> WORK TO COMPLETE
Only lines that contain the word "through" belong in the answer; copy them from the records below.

> INFORMATION
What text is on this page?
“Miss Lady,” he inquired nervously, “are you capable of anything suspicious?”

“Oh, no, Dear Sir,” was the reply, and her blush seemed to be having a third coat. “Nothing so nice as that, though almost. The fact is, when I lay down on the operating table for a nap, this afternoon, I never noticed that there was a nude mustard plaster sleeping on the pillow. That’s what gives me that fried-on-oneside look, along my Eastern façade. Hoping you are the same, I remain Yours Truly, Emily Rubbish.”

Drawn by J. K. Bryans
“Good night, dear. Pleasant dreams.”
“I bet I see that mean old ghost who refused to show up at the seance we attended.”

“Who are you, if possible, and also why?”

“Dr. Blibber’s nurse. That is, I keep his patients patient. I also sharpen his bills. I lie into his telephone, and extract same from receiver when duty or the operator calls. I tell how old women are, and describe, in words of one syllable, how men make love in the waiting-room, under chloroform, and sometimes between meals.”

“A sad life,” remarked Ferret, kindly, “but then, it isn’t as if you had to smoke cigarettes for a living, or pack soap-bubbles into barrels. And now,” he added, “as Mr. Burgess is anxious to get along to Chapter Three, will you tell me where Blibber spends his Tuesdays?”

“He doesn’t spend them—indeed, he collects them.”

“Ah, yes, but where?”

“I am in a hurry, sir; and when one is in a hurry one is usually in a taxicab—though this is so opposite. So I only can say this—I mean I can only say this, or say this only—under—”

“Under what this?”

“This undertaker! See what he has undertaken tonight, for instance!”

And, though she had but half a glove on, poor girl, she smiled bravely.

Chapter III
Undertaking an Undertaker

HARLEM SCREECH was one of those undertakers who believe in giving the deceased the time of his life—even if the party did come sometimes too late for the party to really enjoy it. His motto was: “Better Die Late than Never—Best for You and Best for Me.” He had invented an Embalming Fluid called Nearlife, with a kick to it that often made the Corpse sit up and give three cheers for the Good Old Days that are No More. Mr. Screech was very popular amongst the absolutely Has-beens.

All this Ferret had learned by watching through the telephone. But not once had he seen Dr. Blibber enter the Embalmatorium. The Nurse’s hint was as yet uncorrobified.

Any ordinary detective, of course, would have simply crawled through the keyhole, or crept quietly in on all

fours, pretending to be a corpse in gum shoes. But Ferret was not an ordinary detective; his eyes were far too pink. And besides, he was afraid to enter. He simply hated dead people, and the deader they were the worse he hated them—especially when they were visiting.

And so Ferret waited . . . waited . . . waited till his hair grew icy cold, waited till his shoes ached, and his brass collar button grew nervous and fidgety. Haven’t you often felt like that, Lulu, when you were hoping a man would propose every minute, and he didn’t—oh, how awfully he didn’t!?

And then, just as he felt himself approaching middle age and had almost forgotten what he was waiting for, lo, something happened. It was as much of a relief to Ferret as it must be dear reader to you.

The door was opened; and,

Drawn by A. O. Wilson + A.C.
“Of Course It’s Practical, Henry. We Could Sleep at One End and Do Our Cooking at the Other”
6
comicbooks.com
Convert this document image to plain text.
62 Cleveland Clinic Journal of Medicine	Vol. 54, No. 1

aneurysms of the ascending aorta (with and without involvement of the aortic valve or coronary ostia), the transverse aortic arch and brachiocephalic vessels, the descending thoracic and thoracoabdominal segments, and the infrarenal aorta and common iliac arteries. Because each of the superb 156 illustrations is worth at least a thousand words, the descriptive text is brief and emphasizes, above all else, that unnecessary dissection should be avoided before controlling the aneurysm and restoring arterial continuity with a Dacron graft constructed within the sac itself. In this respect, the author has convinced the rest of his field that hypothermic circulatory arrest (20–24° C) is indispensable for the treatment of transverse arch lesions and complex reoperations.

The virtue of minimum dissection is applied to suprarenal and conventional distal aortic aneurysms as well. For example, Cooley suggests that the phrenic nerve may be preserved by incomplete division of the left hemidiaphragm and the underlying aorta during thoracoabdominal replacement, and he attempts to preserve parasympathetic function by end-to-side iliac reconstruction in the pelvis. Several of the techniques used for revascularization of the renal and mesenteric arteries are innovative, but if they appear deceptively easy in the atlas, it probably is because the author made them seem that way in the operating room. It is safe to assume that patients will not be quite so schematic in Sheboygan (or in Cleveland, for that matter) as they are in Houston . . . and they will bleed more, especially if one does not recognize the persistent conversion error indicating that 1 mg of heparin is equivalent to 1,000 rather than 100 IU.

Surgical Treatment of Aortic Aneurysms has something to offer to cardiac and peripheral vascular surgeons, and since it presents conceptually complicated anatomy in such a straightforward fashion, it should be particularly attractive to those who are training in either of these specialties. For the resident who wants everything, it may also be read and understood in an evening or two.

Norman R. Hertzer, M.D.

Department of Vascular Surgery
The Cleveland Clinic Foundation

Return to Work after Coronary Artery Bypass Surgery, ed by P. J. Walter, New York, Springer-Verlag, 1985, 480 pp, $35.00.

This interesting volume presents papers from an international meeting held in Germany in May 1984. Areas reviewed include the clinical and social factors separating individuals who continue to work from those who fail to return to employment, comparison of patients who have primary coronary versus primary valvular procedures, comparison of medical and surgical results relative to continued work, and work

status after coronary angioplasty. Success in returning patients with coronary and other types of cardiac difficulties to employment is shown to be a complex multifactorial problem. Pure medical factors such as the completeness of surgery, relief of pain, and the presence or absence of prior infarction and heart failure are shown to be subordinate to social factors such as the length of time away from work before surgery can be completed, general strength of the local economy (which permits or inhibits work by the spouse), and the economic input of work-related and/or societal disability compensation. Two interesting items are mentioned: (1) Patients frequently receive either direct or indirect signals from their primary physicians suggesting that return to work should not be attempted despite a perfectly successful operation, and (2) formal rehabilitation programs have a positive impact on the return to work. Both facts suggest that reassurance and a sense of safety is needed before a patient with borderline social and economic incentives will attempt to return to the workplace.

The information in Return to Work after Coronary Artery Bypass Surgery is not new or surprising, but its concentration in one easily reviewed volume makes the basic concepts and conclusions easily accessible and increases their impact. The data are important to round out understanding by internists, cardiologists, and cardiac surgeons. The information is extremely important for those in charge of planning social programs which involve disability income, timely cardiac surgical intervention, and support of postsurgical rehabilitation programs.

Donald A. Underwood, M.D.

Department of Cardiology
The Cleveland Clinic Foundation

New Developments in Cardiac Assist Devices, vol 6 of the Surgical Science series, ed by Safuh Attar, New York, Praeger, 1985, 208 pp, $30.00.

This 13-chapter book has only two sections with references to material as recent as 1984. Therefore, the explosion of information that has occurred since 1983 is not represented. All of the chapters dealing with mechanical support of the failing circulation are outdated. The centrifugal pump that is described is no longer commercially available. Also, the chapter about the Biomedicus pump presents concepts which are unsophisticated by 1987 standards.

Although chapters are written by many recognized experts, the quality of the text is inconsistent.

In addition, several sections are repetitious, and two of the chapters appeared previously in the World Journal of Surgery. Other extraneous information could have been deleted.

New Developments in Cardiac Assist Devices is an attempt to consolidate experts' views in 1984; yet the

> ANSWER SPACE
All this Ferret had learned by watching through the telephone. But not once had he seen Dr. Blibber enter the Embalmatorium. The Nurse’s hint was as yet uncorrobified.
Any ordinary detective, of course, would have simply crawled through the keyhole, or crept quietly in on all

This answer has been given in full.